• **What to work on**: Reproduce all the lines below exactly and omit the images.
BEGIN Records provided
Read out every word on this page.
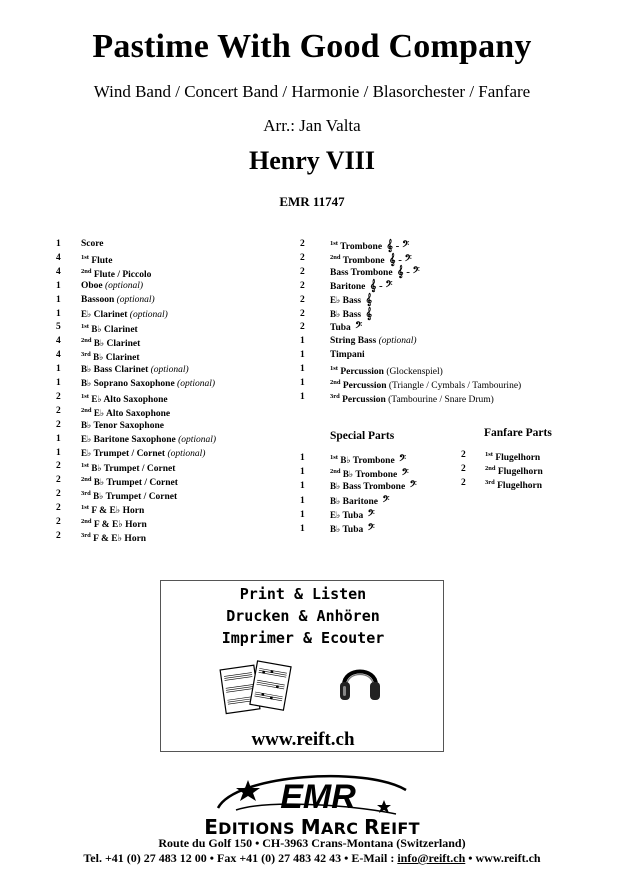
Pastime With Good Company
Wind Band / Concert Band / Harmonie / Blasorchester / Fanfare
Arr.: Jan Valta
Henry VIII
EMR 11747
1 Score
4	$^{1st}$ Flute
4	$^{2nd}$ Flute / Piccolo
1 Oboe (optional)
1 Bassoon (optional)
1 E♭ Clarinet (optional)
5	$^{1st}$ B♭ Clarinet
4	$^{2nd}$ B♭ Clarinet
4	$^{3rd}$ B♭ Clarinet
1 B♭ Bass Clarinet (optional)
1 B♭ Soprano Saxophone (optional)
2	$^{1st}$ E♭ Alto Saxophone
2	$^{2nd}$ E♭ Alto Saxophone
2 B♭ Tenor Saxophone
1 E♭ Baritone Saxophone (optional)
1 E♭ Trumpet / Cornet (optional)
2	$^{1st}$ B♭ Trumpet / Cornet
2	$^{2nd}$ B♭ Trumpet / Cornet
2	$^{3rd}$ B♭ Trumpet / Cornet
2	$^{1st}$ F & E♭ Horn
2	$^{2nd}$ F & E♭ Horn
2	$^{3rd}$ F & E♭ Horn
2	$^{1st}$ Trombone 𝄞 - 𝄢
2	$^{2nd}$ Trombone 𝄞 - 𝄢
2	Bass Trombone 𝄞 - 𝄢
2	Baritone 𝄞 - 𝄢
2	E♭ Bass 𝄞
2	B♭ Bass 𝄞
2	Tuba 𝄢
1	String Bass (optional)
1	Timpani
1	$^{1st}$ Percussion (Glockenspiel)
1	$^{2nd}$ Percussion (Triangle / Cymbals / Tambourine)
1	$^{3rd}$ Percussion (Tambourine / Snare Drum)
Special Parts
1	$^{1st}$ B♭ Trombone 𝄢
1	$^{2nd}$ B♭ Trombone 𝄢
1	B♭ Bass Trombone 𝄢
1	B♭ Baritone 𝄢
1	E♭ Tuba 𝄢
1	B♭ Tuba 𝄢
Fanfare Parts
2	$^{1st}$ Flugelhorn
2	$^{2nd}$ Flugelhorn
2	$^{3rd}$ Flugelhorn
Print & Listen
Drucken & Anhören
Imprimer & Ecouter
www.reift.ch
EMR
EDITIONS MARC REIFT
Route du Golf 150 • CH-3963 Crans-Montana (Switzerland)
Tel. +41 (0) 27 483 12 00 • Fax +41 (0) 27 483 42 43 • E-Mail : info@reift.ch • www.reift.ch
END Records provided
• **Output of the exercise**:
Read out every word on this page.
Pastime With Good Company
Wind Band / Concert Band / Harmonie / Blasorchester / Fanfare
Arr.: Jan Valta
Henry VIII
EMR 11747
1 Score
4	$^{1st}$ Flute
4	$^{2nd}$ Flute / Piccolo
1 Oboe (optional)
1 Bassoon (optional)
1 E♭ Clarinet (optional)
5	$^{1st}$ B♭ Clarinet
4	$^{2nd}$ B♭ Clarinet
4	$^{3rd}$ B♭ Clarinet
1 B♭ Bass Clarinet (optional)
1 B♭ Soprano Saxophone (optional)
2	$^{1st}$ E♭ Alto Saxophone
2	$^{2nd}$ E♭ Alto Saxophone
2 B♭ Tenor Saxophone
1 E♭ Baritone Saxophone (optional)
1 E♭ Trumpet / Cornet (optional)
2	$^{1st}$ B♭ Trumpet / Cornet
2	$^{2nd}$ B♭ Trumpet / Cornet
2	$^{3rd}$ B♭ Trumpet / Cornet
2	$^{1st}$ F & E♭ Horn
2	$^{2nd}$ F & E♭ Horn
2	$^{3rd}$ F & E♭ Horn
2	$^{1st}$ Trombone 𝄞 - 𝄢
2	$^{2nd}$ Trombone 𝄞 - 𝄢
2	Bass Trombone 𝄞 - 𝄢
2	Baritone 𝄞 - 𝄢
2	E♭ Bass 𝄞
2	B♭ Bass 𝄞
2	Tuba 𝄢
1	String Bass (optional)
1	Timpani
1	$^{1st}$ Percussion (Glockenspiel)
1	$^{2nd}$ Percussion (Triangle / Cymbals / Tambourine)
1	$^{3rd}$ Percussion (Tambourine / Snare Drum)
Special Parts
1	$^{1st}$ B♭ Trombone 𝄢
1	$^{2nd}$ B♭ Trombone 𝄢
1	B♭ Bass Trombone 𝄢
1	B♭ Baritone 𝄢
1	E♭ Tuba 𝄢
1	B♭ Tuba 𝄢
Fanfare Parts
2	$^{1st}$ Flugelhorn
2	$^{2nd}$ Flugelhorn
2	$^{3rd}$ Flugelhorn
Print & Listen
Drucken & Anhören
Imprimer & Ecouter
www.reift.ch
EMR
EDITIONS MARC REIFT
Route du Golf 150 • CH-3963 Crans-Montana (Switzerland)
Tel. +41 (0) 27 483 12 00 • Fax +41 (0) 27 483 42 43 • E-Mail : info@reift.ch • www.reift.ch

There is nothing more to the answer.